[Records from a data source]
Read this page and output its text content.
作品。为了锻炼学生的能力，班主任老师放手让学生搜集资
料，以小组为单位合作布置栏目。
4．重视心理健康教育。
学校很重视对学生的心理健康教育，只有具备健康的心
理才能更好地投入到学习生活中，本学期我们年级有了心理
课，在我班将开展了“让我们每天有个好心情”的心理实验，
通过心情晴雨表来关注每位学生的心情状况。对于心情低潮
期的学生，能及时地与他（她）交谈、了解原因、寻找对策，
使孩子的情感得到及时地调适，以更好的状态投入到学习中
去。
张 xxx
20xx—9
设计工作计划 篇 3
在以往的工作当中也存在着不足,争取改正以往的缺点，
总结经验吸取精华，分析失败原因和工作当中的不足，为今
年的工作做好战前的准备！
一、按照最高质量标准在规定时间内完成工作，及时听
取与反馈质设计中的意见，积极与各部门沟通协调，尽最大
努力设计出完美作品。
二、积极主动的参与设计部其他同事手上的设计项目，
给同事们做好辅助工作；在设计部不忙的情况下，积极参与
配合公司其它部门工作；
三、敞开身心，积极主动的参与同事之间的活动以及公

Prompt
All of the lines above need to be given again exactly.

Worked answer
Read this page and output its text content.
作品。为了锻炼学生的能力，班主任老师放手让学生搜集资
料，以小组为单位合作布置栏目。
4．重视心理健康教育。
学校很重视对学生的心理健康教育，只有具备健康的心
理才能更好地投入到学习生活中，本学期我们年级有了心理
课，在我班将开展了“让我们每天有个好心情”的心理实验，
通过心情晴雨表来关注每位学生的心情状况。对于心情低潮
期的学生，能及时地与他（她）交谈、了解原因、寻找对策，
使孩子的情感得到及时地调适，以更好的状态投入到学习中
去。
张 xxx
20xx—9
设计工作计划 篇 3
在以往的工作当中也存在着不足,争取改正以往的缺点，
总结经验吸取精华，分析失败原因和工作当中的不足，为今
年的工作做好战前的准备！
一、按照最高质量标准在规定时间内完成工作，及时听
取与反馈质设计中的意见，积极与各部门沟通协调，尽最大
努力设计出完美作品。
二、积极主动的参与设计部其他同事手上的设计项目，
给同事们做好辅助工作；在设计部不忙的情况下，积极参与
配合公司其它部门工作；
三、敞开身心，积极主动的参与同事之间的活动以及公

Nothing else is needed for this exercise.